• TASK BRIEF:
All lines holding the string "this" are to be shown.

========================

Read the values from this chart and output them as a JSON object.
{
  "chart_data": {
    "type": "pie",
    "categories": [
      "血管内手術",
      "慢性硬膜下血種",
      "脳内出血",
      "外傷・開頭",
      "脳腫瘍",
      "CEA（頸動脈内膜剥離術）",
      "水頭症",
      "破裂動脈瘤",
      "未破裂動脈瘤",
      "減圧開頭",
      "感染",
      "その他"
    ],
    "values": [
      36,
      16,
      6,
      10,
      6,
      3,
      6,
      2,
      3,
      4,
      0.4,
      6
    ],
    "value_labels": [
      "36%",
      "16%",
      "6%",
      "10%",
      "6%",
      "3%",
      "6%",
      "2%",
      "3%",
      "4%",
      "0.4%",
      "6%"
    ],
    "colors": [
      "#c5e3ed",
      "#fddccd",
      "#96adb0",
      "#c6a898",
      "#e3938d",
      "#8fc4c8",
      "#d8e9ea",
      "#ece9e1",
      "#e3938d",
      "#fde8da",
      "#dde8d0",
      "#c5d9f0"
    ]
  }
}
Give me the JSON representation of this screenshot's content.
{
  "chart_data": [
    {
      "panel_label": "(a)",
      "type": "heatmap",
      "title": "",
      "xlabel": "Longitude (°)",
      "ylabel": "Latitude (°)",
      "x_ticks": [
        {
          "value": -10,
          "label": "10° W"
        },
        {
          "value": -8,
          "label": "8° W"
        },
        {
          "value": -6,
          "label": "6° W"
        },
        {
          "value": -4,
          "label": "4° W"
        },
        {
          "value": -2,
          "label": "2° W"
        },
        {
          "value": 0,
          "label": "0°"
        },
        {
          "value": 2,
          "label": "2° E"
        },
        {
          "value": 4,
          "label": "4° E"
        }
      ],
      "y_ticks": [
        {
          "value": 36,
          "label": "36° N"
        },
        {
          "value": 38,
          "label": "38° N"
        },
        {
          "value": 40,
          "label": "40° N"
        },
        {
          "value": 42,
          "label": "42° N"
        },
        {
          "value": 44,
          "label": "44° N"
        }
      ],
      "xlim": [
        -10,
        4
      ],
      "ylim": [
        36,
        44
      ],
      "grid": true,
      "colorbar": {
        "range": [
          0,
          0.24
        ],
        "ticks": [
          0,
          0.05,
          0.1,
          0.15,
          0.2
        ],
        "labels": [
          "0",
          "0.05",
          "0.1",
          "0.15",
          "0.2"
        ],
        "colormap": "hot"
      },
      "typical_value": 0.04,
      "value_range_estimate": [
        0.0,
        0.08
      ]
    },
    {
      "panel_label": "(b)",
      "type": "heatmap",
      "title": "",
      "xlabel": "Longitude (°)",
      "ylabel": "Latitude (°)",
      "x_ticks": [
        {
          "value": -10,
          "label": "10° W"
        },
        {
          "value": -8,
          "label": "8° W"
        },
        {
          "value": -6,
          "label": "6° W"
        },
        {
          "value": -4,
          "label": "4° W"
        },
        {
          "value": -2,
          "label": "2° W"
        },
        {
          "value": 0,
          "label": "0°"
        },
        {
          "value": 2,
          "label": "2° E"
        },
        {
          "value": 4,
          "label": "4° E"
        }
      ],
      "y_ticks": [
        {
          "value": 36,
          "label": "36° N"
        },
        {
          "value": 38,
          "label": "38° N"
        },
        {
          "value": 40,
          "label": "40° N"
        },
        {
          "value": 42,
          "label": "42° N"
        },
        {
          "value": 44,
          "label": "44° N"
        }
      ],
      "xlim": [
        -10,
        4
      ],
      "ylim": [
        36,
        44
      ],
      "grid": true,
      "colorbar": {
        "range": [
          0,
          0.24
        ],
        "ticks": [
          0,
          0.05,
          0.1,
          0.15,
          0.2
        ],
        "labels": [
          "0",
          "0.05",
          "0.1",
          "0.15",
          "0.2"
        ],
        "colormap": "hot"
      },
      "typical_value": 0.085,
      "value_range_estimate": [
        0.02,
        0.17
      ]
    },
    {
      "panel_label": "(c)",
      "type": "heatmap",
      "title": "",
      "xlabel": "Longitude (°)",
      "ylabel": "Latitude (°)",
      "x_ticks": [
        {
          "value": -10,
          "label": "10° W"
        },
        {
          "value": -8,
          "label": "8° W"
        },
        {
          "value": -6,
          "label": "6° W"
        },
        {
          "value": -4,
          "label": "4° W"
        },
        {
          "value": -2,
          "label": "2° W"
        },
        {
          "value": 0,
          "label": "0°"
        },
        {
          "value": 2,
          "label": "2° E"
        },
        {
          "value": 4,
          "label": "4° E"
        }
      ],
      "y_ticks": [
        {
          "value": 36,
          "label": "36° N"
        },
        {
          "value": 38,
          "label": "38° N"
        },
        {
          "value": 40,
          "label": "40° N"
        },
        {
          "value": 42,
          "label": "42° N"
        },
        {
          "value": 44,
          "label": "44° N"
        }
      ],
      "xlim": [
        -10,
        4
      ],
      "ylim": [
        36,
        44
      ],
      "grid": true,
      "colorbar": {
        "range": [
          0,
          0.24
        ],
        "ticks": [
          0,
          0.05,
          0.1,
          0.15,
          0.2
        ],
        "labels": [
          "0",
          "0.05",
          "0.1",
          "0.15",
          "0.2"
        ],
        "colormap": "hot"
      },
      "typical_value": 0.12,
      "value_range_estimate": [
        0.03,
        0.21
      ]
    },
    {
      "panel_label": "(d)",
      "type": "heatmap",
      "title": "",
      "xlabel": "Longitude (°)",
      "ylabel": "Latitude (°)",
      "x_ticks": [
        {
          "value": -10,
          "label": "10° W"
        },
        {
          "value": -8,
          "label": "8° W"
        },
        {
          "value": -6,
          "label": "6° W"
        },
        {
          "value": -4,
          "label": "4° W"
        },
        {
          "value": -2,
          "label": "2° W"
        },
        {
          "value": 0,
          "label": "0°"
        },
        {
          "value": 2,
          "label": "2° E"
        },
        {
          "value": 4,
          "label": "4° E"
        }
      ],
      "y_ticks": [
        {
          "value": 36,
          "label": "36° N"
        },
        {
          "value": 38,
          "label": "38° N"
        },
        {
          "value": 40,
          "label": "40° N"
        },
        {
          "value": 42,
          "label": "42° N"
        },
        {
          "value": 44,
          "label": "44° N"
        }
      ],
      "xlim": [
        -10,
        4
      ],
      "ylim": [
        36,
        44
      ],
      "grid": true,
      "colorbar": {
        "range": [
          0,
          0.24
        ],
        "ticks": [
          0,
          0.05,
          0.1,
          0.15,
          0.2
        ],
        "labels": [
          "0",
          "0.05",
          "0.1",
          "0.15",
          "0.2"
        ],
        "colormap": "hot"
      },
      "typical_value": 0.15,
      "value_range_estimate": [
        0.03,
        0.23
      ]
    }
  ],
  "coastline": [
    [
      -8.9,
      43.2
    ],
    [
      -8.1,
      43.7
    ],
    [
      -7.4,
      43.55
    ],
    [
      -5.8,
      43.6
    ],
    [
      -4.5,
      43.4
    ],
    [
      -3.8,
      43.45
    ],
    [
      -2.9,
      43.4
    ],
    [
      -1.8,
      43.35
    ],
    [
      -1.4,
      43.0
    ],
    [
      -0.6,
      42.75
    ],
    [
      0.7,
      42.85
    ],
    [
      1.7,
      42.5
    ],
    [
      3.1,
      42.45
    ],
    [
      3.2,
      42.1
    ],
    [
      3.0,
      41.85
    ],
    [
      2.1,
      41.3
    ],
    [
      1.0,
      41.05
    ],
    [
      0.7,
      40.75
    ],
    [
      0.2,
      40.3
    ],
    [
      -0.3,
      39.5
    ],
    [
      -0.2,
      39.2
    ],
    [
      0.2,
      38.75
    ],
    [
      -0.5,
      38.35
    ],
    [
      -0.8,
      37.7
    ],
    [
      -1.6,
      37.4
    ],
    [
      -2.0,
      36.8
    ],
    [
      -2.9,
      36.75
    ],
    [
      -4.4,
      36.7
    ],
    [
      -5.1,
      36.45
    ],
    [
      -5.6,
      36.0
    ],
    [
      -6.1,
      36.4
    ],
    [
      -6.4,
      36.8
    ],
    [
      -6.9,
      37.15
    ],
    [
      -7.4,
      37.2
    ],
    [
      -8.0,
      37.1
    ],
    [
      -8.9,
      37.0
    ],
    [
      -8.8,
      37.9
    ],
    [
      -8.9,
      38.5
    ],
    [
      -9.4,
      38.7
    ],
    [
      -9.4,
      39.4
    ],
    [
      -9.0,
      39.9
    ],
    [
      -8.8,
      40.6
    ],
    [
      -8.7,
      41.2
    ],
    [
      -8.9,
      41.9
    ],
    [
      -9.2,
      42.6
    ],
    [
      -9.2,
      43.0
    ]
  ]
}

========================

• REPLY TO THE TASK:
Read the values from this chart and output them as a JSON object.
Give me the JSON representation of this screenshot's content.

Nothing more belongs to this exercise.